[Records from a data collection]
———
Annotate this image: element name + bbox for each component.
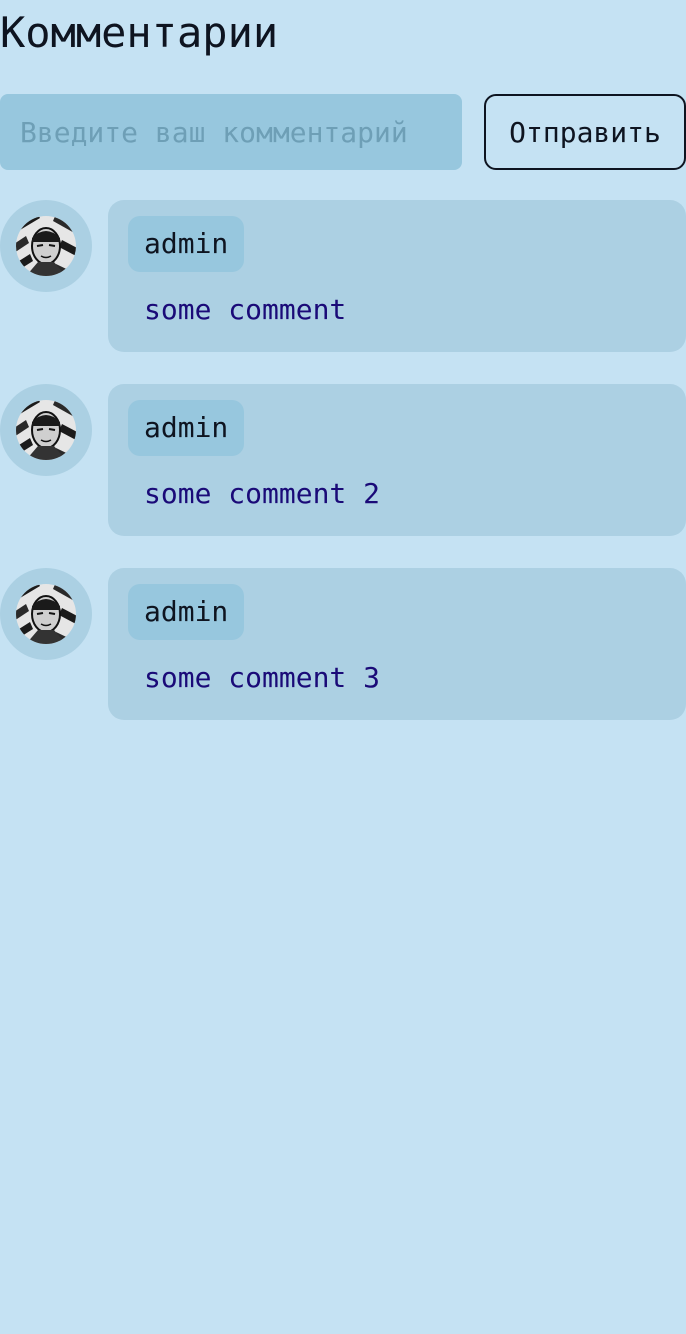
- comment-item: admin some comment 2: [0, 384, 686, 536]
- author-name[interactable]: admin: [128, 216, 245, 272]
- avatar: [0, 568, 92, 660]
- user-avatar-icon: [16, 216, 76, 276]
- comment-text: some comment 3: [144, 661, 381, 694]
- avatar: [0, 200, 92, 292]
- page-title: Комментарии: [0, 8, 279, 57]
- author-name[interactable]: admin: [128, 584, 245, 640]
- comment-card: admin some comment: [108, 200, 686, 352]
- comment-card: admin some comment 2: [108, 384, 686, 536]
- author-name[interactable]: admin: [128, 400, 245, 456]
- comment-form: Отправить: [0, 94, 686, 170]
- comment-item: admin some comment: [0, 200, 686, 352]
- avatar: [0, 384, 92, 476]
- send-button[interactable]: Отправить: [484, 94, 686, 170]
- user-avatar-icon: [16, 584, 76, 644]
- comment-text: some comment: [144, 293, 347, 326]
- user-avatar-icon: [16, 400, 76, 460]
- comment-list: admin some comment admin some comment 2 …: [0, 200, 686, 752]
- comment-text: some comment 2: [144, 477, 381, 510]
- comment-item: admin some comment 3: [0, 568, 686, 720]
- comment-card: admin some comment 3: [108, 568, 686, 720]
- comment-input[interactable]: [0, 94, 462, 170]
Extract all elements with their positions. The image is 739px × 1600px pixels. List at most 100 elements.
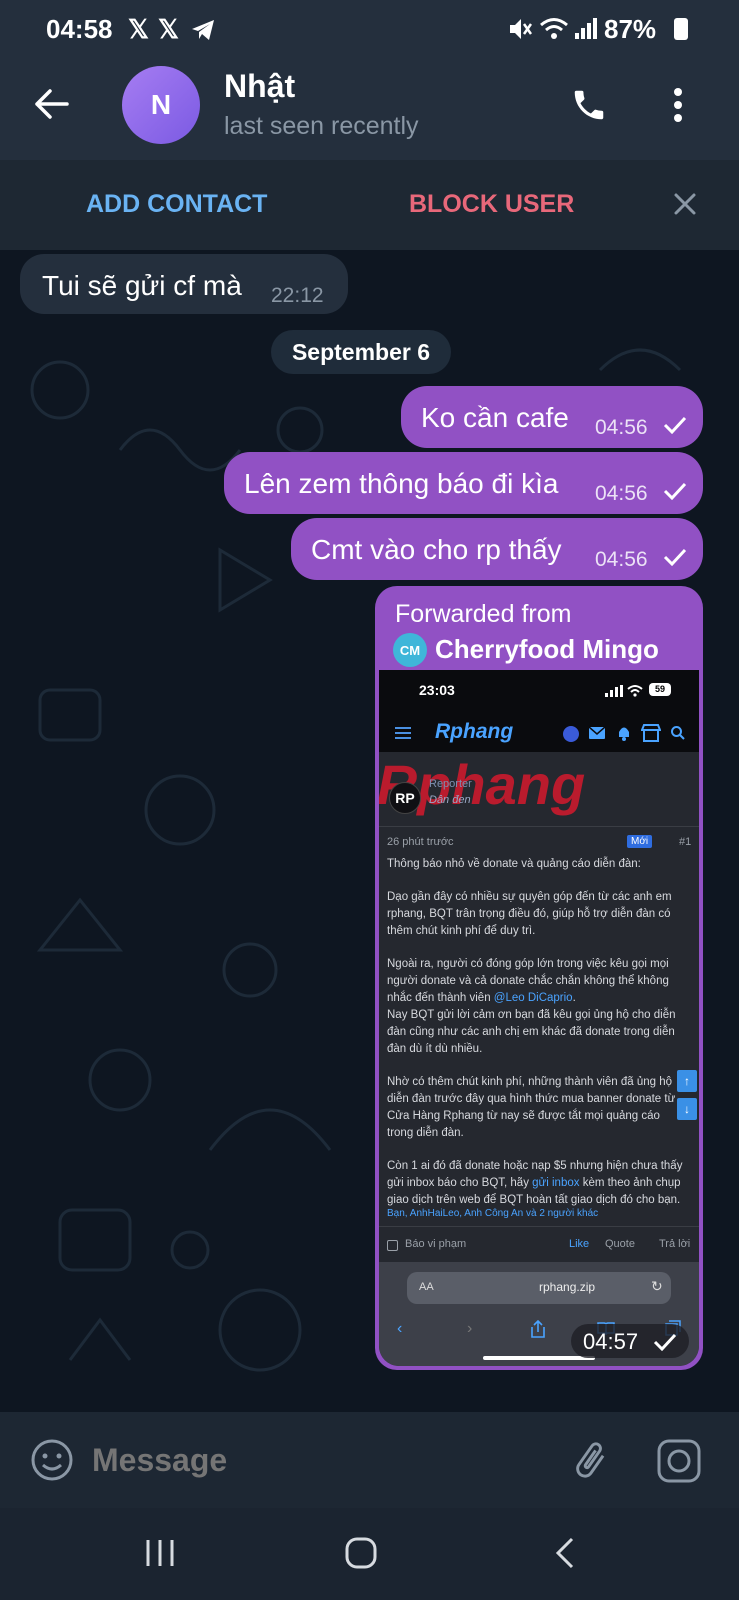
———
* [Given request]:
Convert every line of the entries above into a JSON list of strings, one string per line, omitting blank lines and the pictures.

* [Complete answer]:
[
  "Annotate this image: element name + bbox for each component.",
  "- comment-item: admin some comment 2: [0, 384, 686, 536]",
  "- author-name[interactable]: admin: [128, 216, 245, 272]",
  "- avatar: [0, 568, 92, 660]",
  "- user-avatar-icon: [16, 216, 76, 276]",
  "- comment-text: some comment 3: [144, 661, 381, 694]",
  "- avatar: [0, 200, 92, 292]",
  "- page-title: Комментарии: [0, 8, 279, 57]",
  "- author-name[interactable]: admin: [128, 584, 245, 640]",
  "- comment-card: admin some comment: [108, 200, 686, 352]",
  "- comment-card: admin some comment 2: [108, 384, 686, 536]",
  "- author-name[interactable]: admin: [128, 400, 245, 456]",
  "- comment-form: Отправить: [0, 94, 686, 170]",
  "- comment-item: admin some comment: [0, 200, 686, 352]",
  "- avatar: [0, 384, 92, 476]",
  "- send-button[interactable]: Отправить: [484, 94, 686, 170]",
  "- user-avatar-icon: [16, 584, 76, 644]",
  "- comment-text: some comment: [144, 293, 347, 326]",
  "- user-avatar-icon: [16, 400, 76, 460]",
  "- comment-list: admin some comment admin some comment 2 …: [0, 200, 686, 752]",
  "- comment-text: some comment 2: [144, 477, 381, 510]",
  "- comment-item: admin some comment 3: [0, 568, 686, 720]",
  "- comment-card: admin some comment 3: [108, 568, 686, 720]",
  "- comment-input[interactable]: [0, 94, 462, 170]",
  "Extract all elements with their positions. The image is 739px × 1600px pixels. List at most 100 elements."
]